──────── Trecho apresentado ────────

Não é preciso chegar a nutrir afeição pelo ofensor

Criador de um dos métodos mais conhecidos para ajudar a perdoar, composto de nove etapas, o psicólogo Frederic Luskin, reconhece que o esforço toma tempo, mas compensa – reduz a dor, combate doenças cardíacas e traz autoconfiança, aumenta a produtividade, reforça as relações.
“O perdão funciona para uma ampla variedade de ofensas. A melhor estratégia é reconhecer que é possível superar o passado e que não há necessidade de ser uma vítima. Não dá para apressar. A mágoa sempre vem primeiro, só depois a libertação. A ofensa ainda vai doer, porque não existe atalho. Pode-se perdoar e, ainda assim, ter de se defender do ofensor. Também pode-se perdoar e não se reconciliar “, diz.
As alternativas podem ser mais custosas, observa o professor Julio Rique Neto. Ele dá como exemplo uma pessoa que foi prejudicada no trabalho e tem de conviver diariamente com o colega do qual tem raiva. Ele pode, por exemplo, controlar a ansiedade por meio de algum hobby ou de corridas pela manhã, antes de sair para o serviço. Mas, nesse caso, tem de correr todos os dias para dar vazão à energia da raiva e do ressentimento.
“O que ocorre é que essa prática que tem como objetivo baixar a energia não gera mudança de pensamento”,  argumenta.
É por isso que o perdão pode vir em socorro para mudar o pensamento e superar a raiva e o ressentimento. Rique Neto recomenda que essa busca seja feita com acompanhamento de um terapeuta.

“Quando a pessoa começa a considerar o perdão como uma resposta a essa raiva que precisa ser trabalhada e que está prejudicando seu bem estar, ela deve procurar uma abordagem terapêutica. A ajuda é necessária. Sozinho não se chega lá, porque somos muito presos a nossos sentimentos. A raiva é uma carga primal importante, um sentimento evolutivo que sinaliza estarmos sendo abusados, vitimados ou injustiçados. Mas quando um evento a estimula muito, ela toma conta do pensamento. Precisa alguém de fora, que consegue ver a situação com mais racionalidade.

Como é que alguém identifica que conseguiu? Que perdoou? Fácil: é quando ele esquece a ofensa e, ao relembrá-la, já não sente raiva. Para Everett Worthington, não há necessidade de chegar a nutrir uma afeição pelo ofensor. Se a pessoa parou de querer o mal do outro, parou de planejar vingança, parou de achar que o outro é um ser vil, é suficiente. Isso já é perdão.

──────── Dados extraídos ────────

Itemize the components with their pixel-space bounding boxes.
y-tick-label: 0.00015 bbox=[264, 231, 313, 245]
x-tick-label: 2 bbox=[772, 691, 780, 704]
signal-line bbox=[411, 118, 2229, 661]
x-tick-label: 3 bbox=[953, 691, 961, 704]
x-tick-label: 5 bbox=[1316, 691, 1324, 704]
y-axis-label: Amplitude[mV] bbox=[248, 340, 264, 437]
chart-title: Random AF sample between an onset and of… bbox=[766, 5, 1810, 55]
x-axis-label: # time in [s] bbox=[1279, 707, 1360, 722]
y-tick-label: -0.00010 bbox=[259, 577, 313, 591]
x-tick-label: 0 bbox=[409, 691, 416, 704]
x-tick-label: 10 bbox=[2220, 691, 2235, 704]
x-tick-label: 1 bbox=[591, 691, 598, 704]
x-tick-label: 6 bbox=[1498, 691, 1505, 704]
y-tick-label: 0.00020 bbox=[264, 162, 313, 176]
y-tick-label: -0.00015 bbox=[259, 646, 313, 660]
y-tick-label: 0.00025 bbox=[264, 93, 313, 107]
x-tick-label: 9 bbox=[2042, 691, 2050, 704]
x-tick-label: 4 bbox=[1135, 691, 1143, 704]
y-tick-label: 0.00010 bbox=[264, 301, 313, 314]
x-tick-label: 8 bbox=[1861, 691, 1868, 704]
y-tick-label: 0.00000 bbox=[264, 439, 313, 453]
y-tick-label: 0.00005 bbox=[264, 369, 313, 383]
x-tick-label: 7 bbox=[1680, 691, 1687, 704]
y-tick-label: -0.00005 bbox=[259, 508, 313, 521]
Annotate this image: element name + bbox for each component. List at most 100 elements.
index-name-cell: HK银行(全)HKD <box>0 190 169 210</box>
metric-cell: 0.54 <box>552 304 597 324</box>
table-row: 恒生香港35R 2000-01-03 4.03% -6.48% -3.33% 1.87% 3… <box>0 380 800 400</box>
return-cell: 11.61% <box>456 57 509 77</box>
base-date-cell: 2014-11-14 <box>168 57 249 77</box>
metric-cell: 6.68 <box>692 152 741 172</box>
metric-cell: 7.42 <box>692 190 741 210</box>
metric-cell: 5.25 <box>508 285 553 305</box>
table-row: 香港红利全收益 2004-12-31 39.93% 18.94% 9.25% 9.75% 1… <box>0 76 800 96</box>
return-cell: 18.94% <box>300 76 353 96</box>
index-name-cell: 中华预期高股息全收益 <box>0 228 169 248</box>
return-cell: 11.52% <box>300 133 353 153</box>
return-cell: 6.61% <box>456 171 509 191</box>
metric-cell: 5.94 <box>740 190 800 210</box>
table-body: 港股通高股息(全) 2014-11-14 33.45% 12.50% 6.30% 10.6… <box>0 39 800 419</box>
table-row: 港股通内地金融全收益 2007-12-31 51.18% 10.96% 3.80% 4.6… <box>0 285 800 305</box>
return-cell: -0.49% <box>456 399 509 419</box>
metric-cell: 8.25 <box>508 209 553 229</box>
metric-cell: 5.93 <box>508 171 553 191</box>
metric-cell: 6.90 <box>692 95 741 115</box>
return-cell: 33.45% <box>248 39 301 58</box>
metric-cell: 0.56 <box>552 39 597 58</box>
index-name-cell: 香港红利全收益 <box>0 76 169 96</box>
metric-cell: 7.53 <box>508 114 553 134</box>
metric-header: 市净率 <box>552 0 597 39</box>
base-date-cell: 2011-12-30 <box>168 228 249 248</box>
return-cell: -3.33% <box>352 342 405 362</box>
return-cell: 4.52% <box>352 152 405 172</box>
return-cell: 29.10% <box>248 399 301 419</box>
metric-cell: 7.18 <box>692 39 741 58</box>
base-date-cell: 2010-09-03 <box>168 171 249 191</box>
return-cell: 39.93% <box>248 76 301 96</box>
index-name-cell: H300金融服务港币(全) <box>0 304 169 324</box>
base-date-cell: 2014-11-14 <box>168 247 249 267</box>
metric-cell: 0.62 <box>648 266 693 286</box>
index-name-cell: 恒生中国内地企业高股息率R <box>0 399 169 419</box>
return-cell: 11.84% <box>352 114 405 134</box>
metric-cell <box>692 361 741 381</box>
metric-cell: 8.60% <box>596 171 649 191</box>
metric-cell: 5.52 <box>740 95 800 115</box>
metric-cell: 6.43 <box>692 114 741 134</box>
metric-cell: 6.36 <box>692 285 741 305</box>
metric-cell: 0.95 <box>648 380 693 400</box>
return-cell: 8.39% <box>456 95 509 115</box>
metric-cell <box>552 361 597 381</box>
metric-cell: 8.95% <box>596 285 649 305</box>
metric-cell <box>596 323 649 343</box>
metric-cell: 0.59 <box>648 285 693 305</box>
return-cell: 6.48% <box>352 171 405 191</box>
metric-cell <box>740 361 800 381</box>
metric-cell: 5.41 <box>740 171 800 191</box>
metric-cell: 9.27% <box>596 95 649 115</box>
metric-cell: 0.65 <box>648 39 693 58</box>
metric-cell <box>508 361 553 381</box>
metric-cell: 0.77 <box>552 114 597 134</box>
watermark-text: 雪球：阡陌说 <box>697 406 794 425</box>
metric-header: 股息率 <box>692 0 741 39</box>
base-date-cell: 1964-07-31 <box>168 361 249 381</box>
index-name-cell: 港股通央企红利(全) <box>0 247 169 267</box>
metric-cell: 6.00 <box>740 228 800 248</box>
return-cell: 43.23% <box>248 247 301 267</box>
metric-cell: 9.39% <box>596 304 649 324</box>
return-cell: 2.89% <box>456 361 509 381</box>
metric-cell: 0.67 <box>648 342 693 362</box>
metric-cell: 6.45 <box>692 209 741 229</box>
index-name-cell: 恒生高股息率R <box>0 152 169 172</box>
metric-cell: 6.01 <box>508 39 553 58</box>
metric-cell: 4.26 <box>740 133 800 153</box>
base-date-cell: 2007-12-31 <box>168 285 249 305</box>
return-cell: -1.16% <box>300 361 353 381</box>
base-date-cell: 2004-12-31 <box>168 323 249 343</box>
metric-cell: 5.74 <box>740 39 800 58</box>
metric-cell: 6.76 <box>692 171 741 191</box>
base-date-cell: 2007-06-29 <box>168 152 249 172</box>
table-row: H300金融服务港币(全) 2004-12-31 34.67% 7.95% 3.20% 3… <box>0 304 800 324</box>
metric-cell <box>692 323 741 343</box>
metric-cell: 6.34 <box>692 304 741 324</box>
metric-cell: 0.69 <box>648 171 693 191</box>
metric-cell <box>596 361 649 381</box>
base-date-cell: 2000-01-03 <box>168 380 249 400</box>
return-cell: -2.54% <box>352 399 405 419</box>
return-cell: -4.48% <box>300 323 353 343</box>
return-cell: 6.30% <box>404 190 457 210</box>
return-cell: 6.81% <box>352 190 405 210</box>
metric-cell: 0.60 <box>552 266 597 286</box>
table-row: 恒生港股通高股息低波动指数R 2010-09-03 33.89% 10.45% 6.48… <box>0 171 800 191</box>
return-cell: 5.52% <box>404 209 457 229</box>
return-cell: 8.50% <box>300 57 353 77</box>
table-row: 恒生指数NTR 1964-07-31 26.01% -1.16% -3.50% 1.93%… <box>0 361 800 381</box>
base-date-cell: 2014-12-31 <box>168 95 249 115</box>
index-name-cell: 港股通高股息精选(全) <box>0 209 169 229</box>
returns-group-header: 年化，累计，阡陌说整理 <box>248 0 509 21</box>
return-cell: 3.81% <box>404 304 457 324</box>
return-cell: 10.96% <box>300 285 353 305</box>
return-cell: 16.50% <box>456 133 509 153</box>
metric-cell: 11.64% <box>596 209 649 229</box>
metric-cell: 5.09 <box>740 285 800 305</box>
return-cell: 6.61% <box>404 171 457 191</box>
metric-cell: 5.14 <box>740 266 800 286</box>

────────

:: Tarefas ::
• A. Indique se cada afirmação abaixo concorda com o texto sobre o perdão. Responda sim ou não e cite literalmente as palavras do texto que decidem a questão. (i) O método de Frederic Luskin tem nove etapas. (ii) Para Julio Rique Neto, a pessoa consegue chegar ao perdão sozinha, sem ajuda. (iii) Segundo Everett Worthington, é preciso sentir afeição pelo ofensor para perdoar.
• B. Por favor, devolva do texto sobre o perdão o trecho exato que começa nas palavras "As alternativas podem" e vai até as palavras "de um terapeuta.", inclusive.

:: Respostas em ordem ::
• A.
(i) Sim: "composto de nove etapas".
(ii) Não: "Sozinho não se chega lá, porque somos muito presos a nossos sentimentos."
(iii) Não: "não há necessidade de chegar a nutrir uma afeição pelo ofensor".

• B.
As alternativas podem ser mais custosas, observa o professor Julio Rique Neto. Ele dá como exemplo uma pessoa que foi prejudicada no trabalho e tem de conviver diariamente com o colega do qual tem raiva. Ele pode, por exemplo, controlar a ansiedade por meio de algum hobby ou de corridas pela manhã, antes de sair para o serviço. Mas, nesse caso, tem de correr todos os dias para dar vazão à energia da raiva e do ressentimento.
“O que ocorre é que essa prática que tem como objetivo baixar a energia não gera mudança de pensamento”,  argumenta.
É por isso que o perdão pode vir em socorro para mudar o pensamento e superar a raiva e o ressentimento. Rique Neto recomenda que essa busca seja feita com acompanhamento de um terapeuta.